■ **WHAT THE TASK REQUIRES**
Copy out every line exactly as given.

■ **DATA PROVIDED**
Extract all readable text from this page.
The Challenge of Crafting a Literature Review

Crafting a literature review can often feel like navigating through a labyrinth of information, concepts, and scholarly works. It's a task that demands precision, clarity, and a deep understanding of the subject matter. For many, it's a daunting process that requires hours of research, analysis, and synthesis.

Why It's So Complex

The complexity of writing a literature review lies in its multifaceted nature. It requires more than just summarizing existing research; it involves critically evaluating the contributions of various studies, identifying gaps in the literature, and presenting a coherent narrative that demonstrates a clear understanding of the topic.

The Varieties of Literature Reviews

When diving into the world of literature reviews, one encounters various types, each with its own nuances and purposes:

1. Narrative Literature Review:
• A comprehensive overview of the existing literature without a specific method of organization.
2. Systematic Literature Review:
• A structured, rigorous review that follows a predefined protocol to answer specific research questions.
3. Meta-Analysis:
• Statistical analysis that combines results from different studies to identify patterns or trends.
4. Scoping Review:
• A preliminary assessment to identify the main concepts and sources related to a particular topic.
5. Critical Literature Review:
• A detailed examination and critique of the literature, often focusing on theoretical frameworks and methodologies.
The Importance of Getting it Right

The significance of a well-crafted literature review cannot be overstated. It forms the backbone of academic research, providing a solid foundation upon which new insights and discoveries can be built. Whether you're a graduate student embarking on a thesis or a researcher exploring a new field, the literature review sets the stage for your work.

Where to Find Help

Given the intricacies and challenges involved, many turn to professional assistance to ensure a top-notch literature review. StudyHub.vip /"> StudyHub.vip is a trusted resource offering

■ **TASK RESULT**
Extract all readable text from this page.
The Challenge of Crafting a Literature Review

Crafting a literature review can often feel like navigating through a labyrinth of information, concepts, and scholarly works. It's a task that demands precision, clarity, and a deep understanding of the subject matter. For many, it's a daunting process that requires hours of research, analysis, and synthesis.

Why It's So Complex

The complexity of writing a literature review lies in its multifaceted nature. It requires more than just summarizing existing research; it involves critically evaluating the contributions of various studies, identifying gaps in the literature, and presenting a coherent narrative that demonstrates a clear understanding of the topic.

The Varieties of Literature Reviews

When diving into the world of literature reviews, one encounters various types, each with its own nuances and purposes:

1. Narrative Literature Review:
• A comprehensive overview of the existing literature without a specific method of organization.
2. Systematic Literature Review:
• A structured, rigorous review that follows a predefined protocol to answer specific research questions.
3. Meta-Analysis:
• Statistical analysis that combines results from different studies to identify patterns or trends.
4. Scoping Review:
• A preliminary assessment to identify the main concepts and sources related to a particular topic.
5. Critical Literature Review:
• A detailed examination and critique of the literature, often focusing on theoretical frameworks and methodologies.
The Importance of Getting it Right

The significance of a well-crafted literature review cannot be overstated. It forms the backbone of academic research, providing a solid foundation upon which new insights and discoveries can be built. Whether you're a graduate student embarking on a thesis or a researcher exploring a new field, the literature review sets the stage for your work.

Where to Find Help

Given the intricacies and challenges involved, many turn to professional assistance to ensure a top-notch literature review. StudyHub.vip /"> StudyHub.vip is a trusted resource offering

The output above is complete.